***** MATERIAL PROVIDED *****

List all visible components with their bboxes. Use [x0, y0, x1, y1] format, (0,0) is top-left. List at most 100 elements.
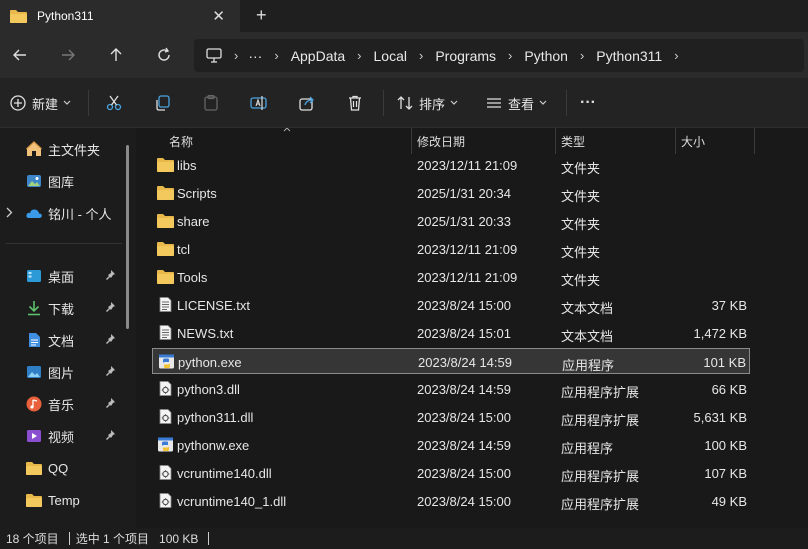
- pin-icon[interactable]: [104, 365, 116, 377]
- rename-button[interactable]: [250, 93, 267, 113]
- file-size: 49 KB: [711, 494, 747, 509]
- pin-icon[interactable]: [104, 269, 116, 281]
- refresh-icon[interactable]: [154, 45, 174, 65]
- file-date: 2023/12/11 21:09: [417, 270, 518, 285]
- column-divider[interactable]: [555, 128, 556, 154]
- sidebar-item-pictures[interactable]: 图片: [0, 357, 128, 387]
- file-size: 107 KB: [704, 466, 747, 481]
- breadcrumb-more[interactable]: ···: [248, 48, 262, 64]
- paste-button[interactable]: [203, 93, 219, 113]
- sidebar-item-label: 下载: [48, 301, 75, 317]
- pin-icon[interactable]: [104, 301, 116, 313]
- share-icon: [299, 96, 314, 111]
- sidebar-item-desktop[interactable]: 桌面: [0, 261, 128, 291]
- file-row[interactable]: NEWS.txt 2023/8/24 15:01 文本文档 1,472 KB: [152, 320, 750, 346]
- chevron-right-icon[interactable]: ›: [234, 48, 238, 63]
- toolbar-divider: [383, 90, 384, 116]
- chevron-right-icon[interactable]: [6, 207, 13, 218]
- cut-button[interactable]: [106, 93, 122, 113]
- toolbar-divider: [566, 90, 567, 116]
- copy-icon: [156, 95, 170, 111]
- column-date[interactable]: 修改日期: [417, 133, 465, 150]
- forward-arrow-icon[interactable]: [58, 45, 78, 65]
- sidebar-item-label: Temp: [48, 492, 80, 508]
- more-options-button[interactable]: ···: [580, 93, 596, 113]
- breadcrumb-appdata[interactable]: AppData: [291, 48, 345, 64]
- sort-button[interactable]: 排序: [397, 93, 458, 113]
- file-row[interactable]: Scripts 2025/1/31 20:34 文件夹: [152, 180, 750, 206]
- sidebar-item-qq[interactable]: QQ: [0, 453, 128, 483]
- file-row[interactable]: Tools 2023/12/11 21:09 文件夹: [152, 264, 750, 290]
- column-name[interactable]: 名称: [169, 133, 193, 150]
- chevron-right-icon[interactable]: ›: [508, 48, 512, 63]
- file-date: 2025/1/31 20:34: [417, 186, 511, 201]
- sidebar-item-music[interactable]: 音乐: [0, 389, 128, 419]
- delete-button[interactable]: [347, 93, 363, 113]
- chevron-right-icon[interactable]: ›: [580, 48, 584, 63]
- breadcrumb-local[interactable]: Local: [374, 48, 407, 64]
- file-type: 文件夹: [561, 189, 601, 204]
- file-type: 文件夹: [561, 273, 601, 288]
- pin-icon[interactable]: [104, 397, 116, 409]
- up-arrow-icon[interactable]: [106, 45, 126, 65]
- file-row[interactable]: libs 2023/12/11 21:09 文件夹: [152, 152, 750, 178]
- sidebar-item-temp[interactable]: Temp: [0, 485, 128, 515]
- file-row[interactable]: tcl 2023/12/11 21:09 文件夹: [152, 236, 750, 262]
- sidebar-item-label: 音乐: [48, 397, 75, 413]
- new-tab-button[interactable]: +: [256, 5, 267, 26]
- sidebar-item-documents[interactable]: 文档: [0, 325, 128, 355]
- column-divider[interactable]: [411, 128, 412, 154]
- file-row[interactable]: python3.dll 2023/8/24 14:59 应用程序扩展 66 KB: [152, 376, 750, 402]
- sidebar-item-gallery[interactable]: 图库: [0, 166, 128, 196]
- file-date: 2023/8/24 14:59: [417, 382, 511, 397]
- pin-icon[interactable]: [104, 333, 116, 345]
- chevron-right-icon[interactable]: ›: [419, 48, 423, 63]
- sidebar-item-label: 视频: [48, 429, 75, 445]
- chevron-down-icon: [63, 100, 71, 105]
- file-row[interactable]: share 2025/1/31 20:33 文件夹: [152, 208, 750, 234]
- share-button[interactable]: [299, 93, 315, 113]
- file-date: 2023/8/24 15:00: [417, 494, 511, 509]
- chevron-right-icon[interactable]: ›: [274, 48, 278, 63]
- back-arrow-icon[interactable]: [10, 45, 30, 65]
- tab-python311[interactable]: Python311 ✕: [0, 0, 240, 32]
- sort-label: 排序: [419, 96, 446, 112]
- breadcrumb-python311[interactable]: Python311: [596, 48, 662, 64]
- dll-file-icon: [159, 409, 172, 424]
- sidebar-item-onedrive[interactable]: 铭川 - 个人: [0, 198, 128, 228]
- download-icon: [28, 301, 40, 316]
- column-divider[interactable]: [675, 128, 676, 154]
- close-tab-icon[interactable]: ✕: [212, 7, 225, 25]
- sidebar-item-downloads[interactable]: 下载: [0, 293, 128, 323]
- breadcrumb-programs[interactable]: Programs: [435, 48, 496, 64]
- file-type: 应用程序: [561, 441, 614, 456]
- sidebar-item-videos[interactable]: 视频: [0, 421, 128, 451]
- copy-button[interactable]: [155, 93, 171, 113]
- pin-icon[interactable]: [104, 429, 116, 441]
- address-bar[interactable]: › ··· › AppData › Local › Programs › Pyt…: [194, 39, 804, 72]
- chevron-down-icon: [450, 100, 458, 105]
- column-divider[interactable]: [754, 128, 755, 154]
- dll-file-icon: [159, 493, 172, 508]
- file-row[interactable]: vcruntime140_1.dll 2023/8/24 15:00 应用程序扩展 4…: [152, 488, 750, 514]
- file-row[interactable]: vcruntime140.dll 2023/8/24 15:00 应用程序扩展 107…: [152, 460, 750, 486]
- file-name: share: [177, 214, 210, 229]
- column-size[interactable]: 大小: [681, 133, 705, 150]
- sort-icon: [397, 96, 413, 110]
- file-size: 37 KB: [711, 298, 747, 313]
- column-type[interactable]: 类型: [561, 133, 585, 150]
- view-button[interactable]: 查看: [486, 93, 547, 113]
- file-row[interactable]: python311.dll 2023/8/24 15:00 应用程序扩展 5,631 …: [152, 404, 750, 430]
- chevron-right-icon[interactable]: ›: [674, 48, 678, 63]
- file-row[interactable]: LICENSE.txt 2023/8/24 15:00 文本文档 37 KB: [152, 292, 750, 318]
- file-type: 应用程序: [562, 358, 615, 373]
- new-button[interactable]: 新建: [10, 93, 71, 113]
- sidebar-item-home[interactable]: 主文件夹: [0, 134, 128, 164]
- file-row[interactable]: pythonw.exe 2023/8/24 14:59 应用程序 100 KB: [152, 432, 750, 458]
- file-row[interactable]: python.exe 2023/8/24 14:59 应用程序 101 KB: [152, 348, 750, 374]
- folder-icon: [157, 214, 174, 228]
- sidebar-scrollbar[interactable]: [126, 145, 129, 329]
- breadcrumb-python[interactable]: Python: [524, 48, 568, 64]
- chevron-right-icon[interactable]: ›: [357, 48, 361, 63]
- text-file-icon: [159, 297, 172, 312]
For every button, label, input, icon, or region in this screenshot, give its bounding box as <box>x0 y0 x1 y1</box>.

*****

* _THE TASK_
Please arrange the lines of the material from the line with "- pin-icon[interactable]: [104, 365, 116, 377]" to the line with "- column-divider[interactable]: [555, 128, 556, 154]", both included, as a numbered list. Leave out any blank lines.

* _ANSWER TO THIS TASK_
1. - pin-icon[interactable]: [104, 365, 116, 377]
2. - rename-button[interactable]: [250, 93, 267, 113]
3. - file-size: 49 KB: [711, 494, 747, 509]
4. - pin-icon[interactable]: [104, 269, 116, 281]
5. - refresh-icon[interactable]: [154, 45, 174, 65]
6. - file-date: 2023/12/11 21:09: [417, 270, 518, 285]
7. - column-divider[interactable]: [555, 128, 556, 154]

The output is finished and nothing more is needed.